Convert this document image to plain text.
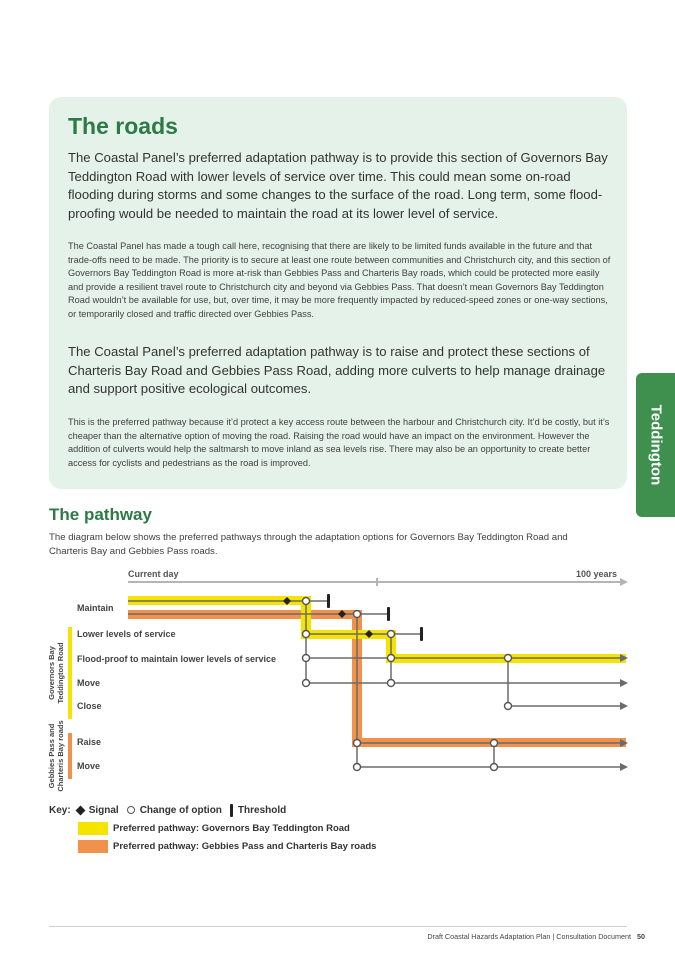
The roads

The Coastal Panel’s preferred adaptation pathway is to provide this section of Governors Bay Teddington Road with lower levels of service over time. This could mean some on-road flooding during storms and some changes to the surface of the road. Long term, some flood-proofing would be needed to maintain the road at its lower level of service.

The Coastal Panel has made a tough call here, recognising that there are likely to be limited funds available in the future and that trade-offs need to be made. The priority is to secure at least one route between communities and Christchurch city, and this section of Governors Bay Teddington Road is more at-risk than Gebbies Pass and Charteris Bay roads, which could be protected more easily and provide a resilient travel route to Christchurch city and beyond via Gebbies Pass. That doesn’t mean Governors Bay Teddington Road wouldn’t be available for use, but, over time, it may be more frequently impacted by reduced-speed zones or one-way sections, or temporarily closed and traffic directed over Gebbies Pass.

The Coastal Panel’s preferred adaptation pathway is to raise and protect these sections of Charteris Bay Road and Gebbies Pass Road, adding more culverts to help manage drainage and support positive ecological outcomes.

This is the preferred pathway because it’d protect a key access route between the harbour and Christchurch city. It’d be costly, but it’s cheaper than the alternative option of moving the road. Raising the road would have an impact on the environment. However the addition of culverts would help the saltmarsh to move inland as sea levels rise. There may also be an opportunity to create better access for cyclists and pedestrians as the road is improved.	Teddington
The pathway

The diagram below shows the preferred pathways through the adaptation options for Governors Bay Teddington Road and Charteris Bay and Gebbies Pass roads.

Current day	100 years
Governors Bay Teddington Road
Gebbies Pass and Charteris Bay roads
Maintain
Lower levels of service
Flood-proof to maintain lower levels of service
Move
Close
Raise
Move
Key: Signal Change of option Threshold
Preferred pathway: Governors Bay Teddington Road
Preferred pathway: Gebbies Pass and Charteris Bay roads
Draft Coastal Hazards Adaptation Plan | Consultation Document 50
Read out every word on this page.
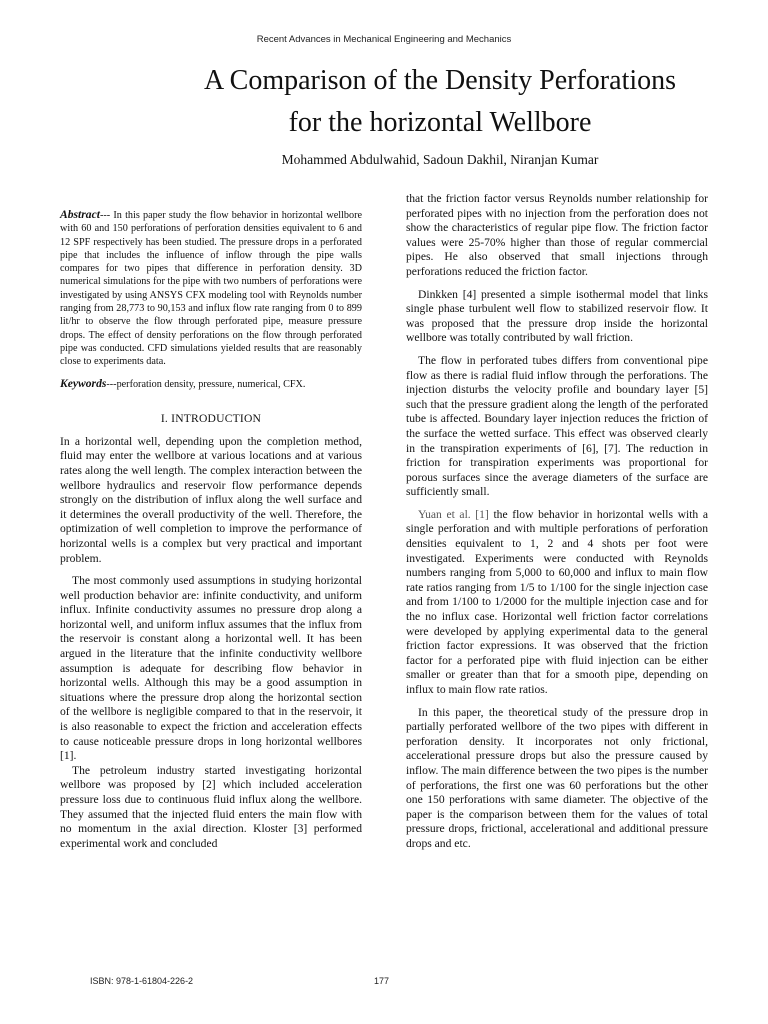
Recent Advances in Mechanical Engineering and Mechanics
A Comparison of the Density Perforations
for the horizontal Wellbore
Mohammed Abdulwahid, Sadoun Dakhil, Niranjan Kumar
Abstract--- In this paper study the flow behavior in horizontal wellbore with 60 and 150 perforations of perforation densities equivalent to 6 and 12 SPF respectively has been studied. The pressure drops in a perforated pipe that includes the influence of inflow through the pipe walls compares for two pipes that difference in perforation density. 3D numerical simulations for the pipe with two numbers of perforations were investigated by using ANSYS CFX modeling tool with Reynolds number ranging from 28,773 to 90,153 and influx flow rate ranging from 0 to 899 lit/hr to observe the flow through perforated pipe, measure pressure drops. The effect of density perforations on the flow through perforated pipe was conducted. CFD simulations yielded results that are reasonably close to experiments data.
Keywords---perforation density, pressure, numerical, CFX.
I. INTRODUCTION

In a horizontal well, depending upon the completion method, fluid may enter the wellbore at various locations and at various rates along the well length. The complex interaction between the wellbore hydraulics and reservoir flow performance depends strongly on the distribution of influx along the well surface and it determines the overall productivity of the well. Therefore, the optimization of well completion to improve the performance of horizontal wells is a complex but very practical and important problem.

The most commonly used assumptions in studying horizontal well production behavior are: infinite conductivity, and uniform influx. Infinite conductivity assumes no pressure drop along a horizontal well, and uniform influx assumes that the influx from the reservoir is constant along a horizontal well. It has been argued in the literature that the infinite conductivity wellbore assumption is adequate for describing flow behavior in horizontal wells. Although this may be a good assumption in situations where the pressure drop along the horizontal section of the wellbore is negligible compared to that in the reservoir, it is also reasonable to expect the friction and acceleration effects to cause noticeable pressure drops in long horizontal wellbores [1].

The petroleum industry started investigating horizontal wellbore was proposed by [2] which included acceleration pressure loss due to continuous fluid influx along the wellbore. They assumed that the injected fluid enters the main flow with no momentum in the axial direction. Kloster [3] performed experimental work and concluded

that the friction factor versus Reynolds number relationship for perforated pipes with no injection from the perforation does not show the characteristics of regular pipe flow. The friction factor values were 25-70% higher than those of regular commercial pipes. He also observed that small injections through perforations reduced the friction factor.

Dinkken [4] presented a simple isothermal model that links single phase turbulent well flow to stabilized reservoir flow. It was proposed that the pressure drop inside the horizontal wellbore was totally contributed by wall friction.

The flow in perforated tubes differs from conventional pipe flow as there is radial fluid inflow through the perforations. The injection disturbs the velocity profile and boundary layer [5] such that the pressure gradient along the length of the perforated tube is affected. Boundary layer injection reduces the friction of the surface the wetted surface. This effect was observed clearly in the transpiration experiments of [6], [7]. The reduction in friction for transpiration experiments was proportional for porous surfaces since the average diameters of the surface are sufficiently small.

Yuan et al. [1] the flow behavior in horizontal wells with a single perforation and with multiple perforations of perforation densities equivalent to 1, 2 and 4 shots per foot were investigated. Experiments were conducted with Reynolds numbers ranging from 5,000 to 60,000 and influx to main flow rate ratios ranging from 1/5 to 1/100 for the single injection case and from 1/100 to 1/2000 for the multiple injection case and for the no influx case. Horizontal well friction factor correlations were developed by applying experimental data to the general friction factor expressions. It was observed that the friction factor for a perforated pipe with fluid injection can be either smaller or greater than that for a smooth pipe, depending on influx to main flow rate ratios.

In this paper, the theoretical study of the pressure drop in partially perforated wellbore of the two pipes with different in perforation density. It incorporates not only frictional, accelerational pressure drops but also the pressure caused by inflow. The main difference between the two pipes is the number of perforations, the first one was 60 perforations but the other one 150 perforations with same diameter. The objective of the paper is the comparison between them for the values of total pressure drops, frictional, accelerational and additional pressure drops and etc.

ISBN: 978-1-61804-226-2	177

▶ _What is expected_: All of the data needs repeating exactly, but the pictures do not.

▶ _Answer to this problem_:
Convert this document image to plain text.
The roads

The Coastal Panel’s preferred adaptation pathway is to provide this section of Governors Bay Teddington Road with lower levels of service over time. This could mean some on-road flooding during storms and some changes to the surface of the road. Long term, some flood-proofing would be needed to maintain the road at its lower level of service.

The Coastal Panel has made a tough call here, recognising that there are likely to be limited funds available in the future and that trade-offs need to be made. The priority is to secure at least one route between communities and Christchurch city, and this section of Governors Bay Teddington Road is more at-risk than Gebbies Pass and Charteris Bay roads, which could be protected more easily and provide a resilient travel route to Christchurch city and beyond via Gebbies Pass. That doesn’t mean Governors Bay Teddington Road wouldn’t be available for use, but, over time, it may be more frequently impacted by reduced-speed zones or one-way sections, or temporarily closed and traffic directed over Gebbies Pass.

The Coastal Panel’s preferred adaptation pathway is to raise and protect these sections of Charteris Bay Road and Gebbies Pass Road, adding more culverts to help manage drainage and support positive ecological outcomes.

This is the preferred pathway because it’d protect a key access route between the harbour and Christchurch city. It’d be costly, but it’s cheaper than the alternative option of moving the road. Raising the road would have an impact on the environment. However the addition of culverts would help the saltmarsh to move inland as sea levels rise. There may also be an opportunity to create better access for cyclists and pedestrians as the road is improved.	Teddington
The pathway

The diagram below shows the preferred pathways through the adaptation options for Governors Bay Teddington Road and Charteris Bay and Gebbies Pass roads.

Current day	100 years
Governors Bay Teddington Road
Gebbies Pass and Charteris Bay roads
Maintain
Lower levels of service
Flood-proof to maintain lower levels of service
Move
Close
Raise
Move
Key: Signal Change of option Threshold
Preferred pathway: Governors Bay Teddington Road
Preferred pathway: Gebbies Pass and Charteris Bay roads
Draft Coastal Hazards Adaptation Plan | Consultation Document 50
Read out every word on this page.
Recent Advances in Mechanical Engineering and Mechanics
A Comparison of the Density Perforations
for the horizontal Wellbore
Mohammed Abdulwahid, Sadoun Dakhil, Niranjan Kumar
Abstract--- In this paper study the flow behavior in horizontal wellbore with 60 and 150 perforations of perforation densities equivalent to 6 and 12 SPF respectively has been studied. The pressure drops in a perforated pipe that includes the influence of inflow through the pipe walls compares for two pipes that difference in perforation density. 3D numerical simulations for the pipe with two numbers of perforations were investigated by using ANSYS CFX modeling tool with Reynolds number ranging from 28,773 to 90,153 and influx flow rate ranging from 0 to 899 lit/hr to observe the flow through perforated pipe, measure pressure drops. The effect of density perforations on the flow through perforated pipe was conducted. CFD simulations yielded results that are reasonably close to experiments data.
Keywords---perforation density, pressure, numerical, CFX.
I. INTRODUCTION

In a horizontal well, depending upon the completion method, fluid may enter the wellbore at various locations and at various rates along the well length. The complex interaction between the wellbore hydraulics and reservoir flow performance depends strongly on the distribution of influx along the well surface and it determines the overall productivity of the well. Therefore, the optimization of well completion to improve the performance of horizontal wells is a complex but very practical and important problem.

The most commonly used assumptions in studying horizontal well production behavior are: infinite conductivity, and uniform influx. Infinite conductivity assumes no pressure drop along a horizontal well, and uniform influx assumes that the influx from the reservoir is constant along a horizontal well. It has been argued in the literature that the infinite conductivity wellbore assumption is adequate for describing flow behavior in horizontal wells. Although this may be a good assumption in situations where the pressure drop along the horizontal section of the wellbore is negligible compared to that in the reservoir, it is also reasonable to expect the friction and acceleration effects to cause noticeable pressure drops in long horizontal wellbores [1].

The petroleum industry started investigating horizontal wellbore was proposed by [2] which included acceleration pressure loss due to continuous fluid influx along the wellbore. They assumed that the injected fluid enters the main flow with no momentum in the axial direction. Kloster [3] performed experimental work and concluded

that the friction factor versus Reynolds number relationship for perforated pipes with no injection from the perforation does not show the characteristics of regular pipe flow. The friction factor values were 25-70% higher than those of regular commercial pipes. He also observed that small injections through perforations reduced the friction factor.

Dinkken [4] presented a simple isothermal model that links single phase turbulent well flow to stabilized reservoir flow. It was proposed that the pressure drop inside the horizontal wellbore was totally contributed by wall friction.

The flow in perforated tubes differs from conventional pipe flow as there is radial fluid inflow through the perforations. The injection disturbs the velocity profile and boundary layer [5] such that the pressure gradient along the length of the perforated tube is affected. Boundary layer injection reduces the friction of the surface the wetted surface. This effect was observed clearly in the transpiration experiments of [6], [7]. The reduction in friction for transpiration experiments was proportional for porous surfaces since the average diameters of the surface are sufficiently small.

Yuan et al. [1] the flow behavior in horizontal wells with a single perforation and with multiple perforations of perforation densities equivalent to 1, 2 and 4 shots per foot were investigated. Experiments were conducted with Reynolds numbers ranging from 5,000 to 60,000 and influx to main flow rate ratios ranging from 1/5 to 1/100 for the single injection case and from 1/100 to 1/2000 for the multiple injection case and for the no influx case. Horizontal well friction factor correlations were developed by applying experimental data to the general friction factor expressions. It was observed that the friction factor for a perforated pipe with fluid injection can be either smaller or greater than that for a smooth pipe, depending on influx to main flow rate ratios.

In this paper, the theoretical study of the pressure drop in partially perforated wellbore of the two pipes with different in perforation density. It incorporates not only frictional, accelerational pressure drops but also the pressure caused by inflow. The main difference between the two pipes is the number of perforations, the first one was 60 perforations but the other one 150 perforations with same diameter. The objective of the paper is the comparison between them for the values of total pressure drops, frictional, accelerational and additional pressure drops and etc.

ISBN: 978-1-61804-226-2	177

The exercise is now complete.